* **Task description**
Give the records back in full, exactly as they read.
-- Start of Exercise inputs --
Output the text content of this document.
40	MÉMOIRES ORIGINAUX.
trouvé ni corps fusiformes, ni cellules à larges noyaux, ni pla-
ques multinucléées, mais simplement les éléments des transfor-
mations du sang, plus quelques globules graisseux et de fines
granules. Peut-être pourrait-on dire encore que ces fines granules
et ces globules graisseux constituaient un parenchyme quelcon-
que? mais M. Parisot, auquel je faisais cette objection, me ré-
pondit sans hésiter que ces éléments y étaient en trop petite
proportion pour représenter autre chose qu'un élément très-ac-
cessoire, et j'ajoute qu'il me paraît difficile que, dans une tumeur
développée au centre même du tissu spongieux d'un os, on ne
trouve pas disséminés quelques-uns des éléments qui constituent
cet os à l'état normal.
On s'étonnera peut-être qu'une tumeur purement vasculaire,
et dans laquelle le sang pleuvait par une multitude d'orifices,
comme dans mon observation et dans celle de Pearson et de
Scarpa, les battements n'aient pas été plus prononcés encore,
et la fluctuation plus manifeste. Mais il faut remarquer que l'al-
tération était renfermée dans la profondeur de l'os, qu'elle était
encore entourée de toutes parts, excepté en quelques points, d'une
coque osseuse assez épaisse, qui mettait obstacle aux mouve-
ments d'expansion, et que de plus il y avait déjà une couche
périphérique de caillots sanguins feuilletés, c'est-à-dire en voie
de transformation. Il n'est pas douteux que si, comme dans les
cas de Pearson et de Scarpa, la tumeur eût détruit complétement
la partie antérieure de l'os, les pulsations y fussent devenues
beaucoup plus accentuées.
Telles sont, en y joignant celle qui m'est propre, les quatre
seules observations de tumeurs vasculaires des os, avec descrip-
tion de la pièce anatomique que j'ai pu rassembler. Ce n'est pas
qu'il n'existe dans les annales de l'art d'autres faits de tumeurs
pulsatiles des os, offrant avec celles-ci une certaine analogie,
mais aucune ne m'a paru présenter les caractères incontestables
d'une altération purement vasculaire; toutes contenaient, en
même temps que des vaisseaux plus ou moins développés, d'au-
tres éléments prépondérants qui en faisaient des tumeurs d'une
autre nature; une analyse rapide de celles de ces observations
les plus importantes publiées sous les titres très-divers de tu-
-- End of Exercise inputs --
* **Output below**
Output the text content of this document.
40	MÉMOIRES ORIGINAUX.
trouvé ni corps fusiformes, ni cellules à larges noyaux, ni pla-
ques multinucléées, mais simplement les éléments des transfor-
mations du sang, plus quelques globules graisseux et de fines
granules. Peut-être pourrait-on dire encore que ces fines granules
et ces globules graisseux constituaient un parenchyme quelcon-
que? mais M. Parisot, auquel je faisais cette objection, me ré-
pondit sans hésiter que ces éléments y étaient en trop petite
proportion pour représenter autre chose qu'un élément très-ac-
cessoire, et j'ajoute qu'il me paraît difficile que, dans une tumeur
développée au centre même du tissu spongieux d'un os, on ne
trouve pas disséminés quelques-uns des éléments qui constituent
cet os à l'état normal.
On s'étonnera peut-être qu'une tumeur purement vasculaire,
et dans laquelle le sang pleuvait par une multitude d'orifices,
comme dans mon observation et dans celle de Pearson et de
Scarpa, les battements n'aient pas été plus prononcés encore,
et la fluctuation plus manifeste. Mais il faut remarquer que l'al-
tération était renfermée dans la profondeur de l'os, qu'elle était
encore entourée de toutes parts, excepté en quelques points, d'une
coque osseuse assez épaisse, qui mettait obstacle aux mouve-
ments d'expansion, et que de plus il y avait déjà une couche
périphérique de caillots sanguins feuilletés, c'est-à-dire en voie
de transformation. Il n'est pas douteux que si, comme dans les
cas de Pearson et de Scarpa, la tumeur eût détruit complétement
la partie antérieure de l'os, les pulsations y fussent devenues
beaucoup plus accentuées.
Telles sont, en y joignant celle qui m'est propre, les quatre
seules observations de tumeurs vasculaires des os, avec descrip-
tion de la pièce anatomique que j'ai pu rassembler. Ce n'est pas
qu'il n'existe dans les annales de l'art d'autres faits de tumeurs
pulsatiles des os, offrant avec celles-ci une certaine analogie,
mais aucune ne m'a paru présenter les caractères incontestables
d'une altération purement vasculaire; toutes contenaient, en
même temps que des vaisseaux plus ou moins développés, d'au-
tres éléments prépondérants qui en faisaient des tumeurs d'une
autre nature; une analyse rapide de celles de ces observations
les plus importantes publiées sous les titres très-divers de tu-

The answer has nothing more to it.